▶ **AIM OF THE EXERCISE**
Extract all of the entries and give them again, word for word.

▶ **EXERCISE MATERIAL**
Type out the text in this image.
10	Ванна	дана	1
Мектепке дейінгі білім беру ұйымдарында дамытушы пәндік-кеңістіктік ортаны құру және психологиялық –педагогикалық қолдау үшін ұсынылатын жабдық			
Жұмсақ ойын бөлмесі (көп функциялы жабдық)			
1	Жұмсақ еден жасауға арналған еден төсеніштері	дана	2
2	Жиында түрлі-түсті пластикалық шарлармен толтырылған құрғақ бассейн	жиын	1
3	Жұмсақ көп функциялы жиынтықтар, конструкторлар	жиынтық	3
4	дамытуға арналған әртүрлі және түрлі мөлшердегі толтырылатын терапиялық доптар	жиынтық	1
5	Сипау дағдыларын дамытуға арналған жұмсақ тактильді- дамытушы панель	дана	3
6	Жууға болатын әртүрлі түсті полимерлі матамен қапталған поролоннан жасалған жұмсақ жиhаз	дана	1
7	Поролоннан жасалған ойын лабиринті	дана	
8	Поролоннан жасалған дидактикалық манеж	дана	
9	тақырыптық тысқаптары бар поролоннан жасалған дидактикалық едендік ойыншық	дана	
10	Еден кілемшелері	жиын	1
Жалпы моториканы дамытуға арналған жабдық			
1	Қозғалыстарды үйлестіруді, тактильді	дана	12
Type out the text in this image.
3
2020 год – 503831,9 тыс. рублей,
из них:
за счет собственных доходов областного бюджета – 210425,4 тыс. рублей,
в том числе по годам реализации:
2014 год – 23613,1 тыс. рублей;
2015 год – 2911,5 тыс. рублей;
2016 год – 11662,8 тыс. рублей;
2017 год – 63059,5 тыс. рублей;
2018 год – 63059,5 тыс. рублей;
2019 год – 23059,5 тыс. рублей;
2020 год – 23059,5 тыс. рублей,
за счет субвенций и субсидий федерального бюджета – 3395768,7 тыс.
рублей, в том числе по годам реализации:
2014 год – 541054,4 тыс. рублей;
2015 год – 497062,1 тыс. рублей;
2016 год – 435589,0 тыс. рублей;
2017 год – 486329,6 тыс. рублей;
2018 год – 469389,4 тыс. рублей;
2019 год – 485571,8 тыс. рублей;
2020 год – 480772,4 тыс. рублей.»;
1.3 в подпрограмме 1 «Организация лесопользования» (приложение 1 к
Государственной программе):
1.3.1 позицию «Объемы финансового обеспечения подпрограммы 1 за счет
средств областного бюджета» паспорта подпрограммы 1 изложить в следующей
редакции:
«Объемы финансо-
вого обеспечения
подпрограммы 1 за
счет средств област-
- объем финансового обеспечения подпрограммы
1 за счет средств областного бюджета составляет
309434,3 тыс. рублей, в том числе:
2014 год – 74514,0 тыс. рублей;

▶ **RESPONSE TO THIS EXERCISE**
Type out the text in this image.
10	Ванна	дана	1
Мектепке дейінгі білім беру ұйымдарында дамытушы пәндік-кеңістіктік ортаны құру және психологиялық –педагогикалық қолдау үшін ұсынылатын жабдық			
Жұмсақ ойын бөлмесі (көп функциялы жабдық)			
1	Жұмсақ еден жасауға арналған еден төсеніштері	дана	2
2	Жиында түрлі-түсті пластикалық шарлармен толтырылған құрғақ бассейн	жиын	1
3	Жұмсақ көп функциялы жиынтықтар, конструкторлар	жиынтық	3
4	дамытуға арналған әртүрлі және түрлі мөлшердегі толтырылатын терапиялық доптар	жиынтық	1
5	Сипау дағдыларын дамытуға арналған жұмсақ тактильді- дамытушы панель	дана	3
6	Жууға болатын әртүрлі түсті полимерлі матамен қапталған поролоннан жасалған жұмсақ жиhаз	дана	1
7	Поролоннан жасалған ойын лабиринті	дана	
8	Поролоннан жасалған дидактикалық манеж	дана	
9	тақырыптық тысқаптары бар поролоннан жасалған дидактикалық едендік ойыншық	дана	
10	Еден кілемшелері	жиын	1
Жалпы моториканы дамытуға арналған жабдық			
1	Қозғалыстарды үйлестіруді, тактильді	дана	12
Type out the text in this image.
3
2020 год – 503831,9 тыс. рублей,
из них:
за счет собственных доходов областного бюджета – 210425,4 тыс. рублей,
в том числе по годам реализации:
2014 год – 23613,1 тыс. рублей;
2015 год – 2911,5 тыс. рублей;
2016 год – 11662,8 тыс. рублей;
2017 год – 63059,5 тыс. рублей;
2018 год – 63059,5 тыс. рублей;
2019 год – 23059,5 тыс. рублей;
2020 год – 23059,5 тыс. рублей,
за счет субвенций и субсидий федерального бюджета – 3395768,7 тыс.
рублей, в том числе по годам реализации:
2014 год – 541054,4 тыс. рублей;
2015 год – 497062,1 тыс. рублей;
2016 год – 435589,0 тыс. рублей;
2017 год – 486329,6 тыс. рублей;
2018 год – 469389,4 тыс. рублей;
2019 год – 485571,8 тыс. рублей;
2020 год – 480772,4 тыс. рублей.»;
1.3 в подпрограмме 1 «Организация лесопользования» (приложение 1 к
Государственной программе):
1.3.1 позицию «Объемы финансового обеспечения подпрограммы 1 за счет
средств областного бюджета» паспорта подпрограммы 1 изложить в следующей
редакции:
«Объемы финансо-
вого обеспечения
подпрограммы 1 за
счет средств област-
- объем финансового обеспечения подпрограммы
1 за счет средств областного бюджета составляет
309434,3 тыс. рублей, в том числе:
2014 год – 74514,0 тыс. рублей;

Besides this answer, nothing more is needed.